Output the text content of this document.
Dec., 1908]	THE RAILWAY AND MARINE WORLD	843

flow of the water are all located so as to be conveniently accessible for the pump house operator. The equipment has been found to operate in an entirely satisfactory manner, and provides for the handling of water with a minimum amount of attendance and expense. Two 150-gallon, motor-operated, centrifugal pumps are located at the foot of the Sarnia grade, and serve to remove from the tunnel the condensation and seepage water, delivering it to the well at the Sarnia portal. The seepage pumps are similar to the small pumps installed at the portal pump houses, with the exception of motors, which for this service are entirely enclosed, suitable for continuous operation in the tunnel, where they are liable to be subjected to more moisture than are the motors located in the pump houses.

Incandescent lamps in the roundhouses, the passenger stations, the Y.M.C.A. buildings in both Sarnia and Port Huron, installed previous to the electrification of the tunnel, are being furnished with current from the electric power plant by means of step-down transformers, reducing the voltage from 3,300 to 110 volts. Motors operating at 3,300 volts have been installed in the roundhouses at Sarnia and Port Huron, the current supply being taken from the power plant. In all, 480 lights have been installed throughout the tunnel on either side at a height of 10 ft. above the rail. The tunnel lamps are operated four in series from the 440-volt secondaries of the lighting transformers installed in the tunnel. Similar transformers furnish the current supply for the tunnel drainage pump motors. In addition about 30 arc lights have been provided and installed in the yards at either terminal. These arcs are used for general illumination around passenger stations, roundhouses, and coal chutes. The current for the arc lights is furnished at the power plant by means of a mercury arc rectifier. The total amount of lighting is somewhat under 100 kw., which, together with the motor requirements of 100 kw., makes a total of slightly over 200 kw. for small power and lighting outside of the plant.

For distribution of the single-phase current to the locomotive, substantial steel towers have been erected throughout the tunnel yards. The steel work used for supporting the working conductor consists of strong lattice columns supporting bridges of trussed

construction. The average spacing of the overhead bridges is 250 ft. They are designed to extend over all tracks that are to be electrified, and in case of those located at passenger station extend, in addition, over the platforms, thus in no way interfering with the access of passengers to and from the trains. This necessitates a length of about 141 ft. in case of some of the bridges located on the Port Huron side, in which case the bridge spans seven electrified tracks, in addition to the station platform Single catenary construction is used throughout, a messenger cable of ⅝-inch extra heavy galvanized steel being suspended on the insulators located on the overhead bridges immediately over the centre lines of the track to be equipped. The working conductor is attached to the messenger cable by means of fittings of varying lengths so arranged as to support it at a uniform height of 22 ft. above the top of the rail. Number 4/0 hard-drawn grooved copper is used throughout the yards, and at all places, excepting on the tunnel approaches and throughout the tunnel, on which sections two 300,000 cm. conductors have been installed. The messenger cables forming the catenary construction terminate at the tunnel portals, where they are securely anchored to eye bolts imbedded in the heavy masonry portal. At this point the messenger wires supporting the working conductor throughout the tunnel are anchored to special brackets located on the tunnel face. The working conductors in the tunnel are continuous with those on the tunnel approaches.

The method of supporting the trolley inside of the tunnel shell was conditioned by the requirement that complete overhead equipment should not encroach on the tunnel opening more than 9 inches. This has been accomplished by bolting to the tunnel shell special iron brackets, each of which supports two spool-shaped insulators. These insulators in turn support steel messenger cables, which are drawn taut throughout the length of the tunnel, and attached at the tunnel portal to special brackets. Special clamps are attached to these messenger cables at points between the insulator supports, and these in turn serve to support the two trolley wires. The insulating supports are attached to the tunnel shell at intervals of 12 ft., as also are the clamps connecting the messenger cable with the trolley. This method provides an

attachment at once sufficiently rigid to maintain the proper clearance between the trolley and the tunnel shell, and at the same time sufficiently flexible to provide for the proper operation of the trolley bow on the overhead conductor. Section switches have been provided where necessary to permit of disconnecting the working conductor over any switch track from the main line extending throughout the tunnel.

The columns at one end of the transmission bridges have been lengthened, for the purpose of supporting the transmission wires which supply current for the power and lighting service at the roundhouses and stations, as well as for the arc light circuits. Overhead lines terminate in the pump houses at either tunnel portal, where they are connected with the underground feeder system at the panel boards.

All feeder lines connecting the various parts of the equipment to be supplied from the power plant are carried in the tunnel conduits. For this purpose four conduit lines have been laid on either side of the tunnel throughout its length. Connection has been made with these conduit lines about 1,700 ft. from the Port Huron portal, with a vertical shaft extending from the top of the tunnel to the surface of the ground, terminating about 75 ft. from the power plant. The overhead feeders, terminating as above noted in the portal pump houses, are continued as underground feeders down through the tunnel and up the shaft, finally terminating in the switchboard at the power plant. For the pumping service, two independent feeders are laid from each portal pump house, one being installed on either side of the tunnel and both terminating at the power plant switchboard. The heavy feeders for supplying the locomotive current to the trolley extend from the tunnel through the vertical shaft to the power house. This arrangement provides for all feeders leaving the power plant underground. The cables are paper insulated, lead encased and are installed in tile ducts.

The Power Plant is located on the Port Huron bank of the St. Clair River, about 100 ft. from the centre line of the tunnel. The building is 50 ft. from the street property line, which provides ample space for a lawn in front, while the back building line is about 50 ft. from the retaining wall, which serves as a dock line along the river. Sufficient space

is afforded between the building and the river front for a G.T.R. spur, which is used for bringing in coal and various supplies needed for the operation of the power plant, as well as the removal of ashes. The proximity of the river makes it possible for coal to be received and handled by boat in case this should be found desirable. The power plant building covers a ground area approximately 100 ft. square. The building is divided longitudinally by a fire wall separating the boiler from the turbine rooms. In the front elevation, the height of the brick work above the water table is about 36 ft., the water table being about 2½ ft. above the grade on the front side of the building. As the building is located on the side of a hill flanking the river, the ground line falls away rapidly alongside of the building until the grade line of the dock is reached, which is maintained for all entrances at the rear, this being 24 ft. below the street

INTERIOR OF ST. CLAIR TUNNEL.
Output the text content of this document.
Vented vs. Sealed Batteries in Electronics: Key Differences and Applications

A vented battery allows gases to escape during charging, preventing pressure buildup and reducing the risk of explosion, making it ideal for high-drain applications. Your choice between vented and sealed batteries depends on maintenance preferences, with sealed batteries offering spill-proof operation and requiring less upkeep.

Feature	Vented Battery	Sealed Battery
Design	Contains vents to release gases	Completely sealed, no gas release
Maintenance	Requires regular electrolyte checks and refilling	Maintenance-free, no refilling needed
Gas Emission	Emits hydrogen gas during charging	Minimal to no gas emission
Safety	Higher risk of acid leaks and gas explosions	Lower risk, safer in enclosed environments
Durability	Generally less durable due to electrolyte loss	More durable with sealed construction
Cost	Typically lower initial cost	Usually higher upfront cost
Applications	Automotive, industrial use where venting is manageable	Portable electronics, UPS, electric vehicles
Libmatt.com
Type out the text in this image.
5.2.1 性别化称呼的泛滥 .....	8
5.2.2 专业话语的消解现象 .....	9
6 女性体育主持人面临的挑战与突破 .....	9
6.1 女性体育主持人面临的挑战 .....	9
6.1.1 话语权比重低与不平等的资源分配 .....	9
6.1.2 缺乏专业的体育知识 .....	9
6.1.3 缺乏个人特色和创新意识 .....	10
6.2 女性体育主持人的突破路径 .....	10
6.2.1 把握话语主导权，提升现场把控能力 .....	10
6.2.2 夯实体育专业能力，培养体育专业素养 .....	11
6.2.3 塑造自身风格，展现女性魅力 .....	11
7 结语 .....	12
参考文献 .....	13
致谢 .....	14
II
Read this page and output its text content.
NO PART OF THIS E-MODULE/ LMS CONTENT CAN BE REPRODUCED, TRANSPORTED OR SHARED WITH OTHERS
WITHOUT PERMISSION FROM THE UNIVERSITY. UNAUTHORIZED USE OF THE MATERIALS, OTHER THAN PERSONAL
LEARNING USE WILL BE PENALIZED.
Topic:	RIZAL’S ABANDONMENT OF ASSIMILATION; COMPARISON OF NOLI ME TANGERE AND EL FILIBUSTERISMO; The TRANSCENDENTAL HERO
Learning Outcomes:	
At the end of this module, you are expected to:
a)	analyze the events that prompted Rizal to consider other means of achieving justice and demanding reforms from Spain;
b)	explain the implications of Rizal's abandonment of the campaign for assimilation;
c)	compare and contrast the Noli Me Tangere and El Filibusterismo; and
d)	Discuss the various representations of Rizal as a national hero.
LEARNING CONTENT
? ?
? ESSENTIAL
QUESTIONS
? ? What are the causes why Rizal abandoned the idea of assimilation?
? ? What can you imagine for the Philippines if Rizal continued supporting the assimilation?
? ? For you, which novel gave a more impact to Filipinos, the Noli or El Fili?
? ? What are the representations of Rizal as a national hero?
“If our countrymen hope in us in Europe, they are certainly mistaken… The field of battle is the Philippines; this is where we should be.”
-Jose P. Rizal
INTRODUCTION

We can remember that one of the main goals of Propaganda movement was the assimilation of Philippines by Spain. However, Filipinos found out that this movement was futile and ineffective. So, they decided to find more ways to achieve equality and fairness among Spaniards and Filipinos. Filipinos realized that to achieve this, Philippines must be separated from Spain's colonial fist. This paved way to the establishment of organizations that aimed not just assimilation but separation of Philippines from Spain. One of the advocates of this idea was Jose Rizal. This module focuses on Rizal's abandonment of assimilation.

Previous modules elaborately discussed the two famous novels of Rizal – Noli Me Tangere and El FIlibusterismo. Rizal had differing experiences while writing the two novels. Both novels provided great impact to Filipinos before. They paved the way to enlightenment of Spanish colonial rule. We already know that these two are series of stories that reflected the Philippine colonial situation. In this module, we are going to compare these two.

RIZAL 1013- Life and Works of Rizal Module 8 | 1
================================
• Given exercise: Search the records for the word "during", then list every line that has it.

• Final result:
A vented battery allows gases to escape during charging, preventing pressure buildup and reducing the risk of explosion, making it ideal for high-drain applications. Your choice between vented and sealed batteries depends on maintenance preferences, with sealed batteries offering spill-proof operation and requiring less upkeep.
Gas Emission	Emits hydrogen gas during charging	Minimal to no gas emission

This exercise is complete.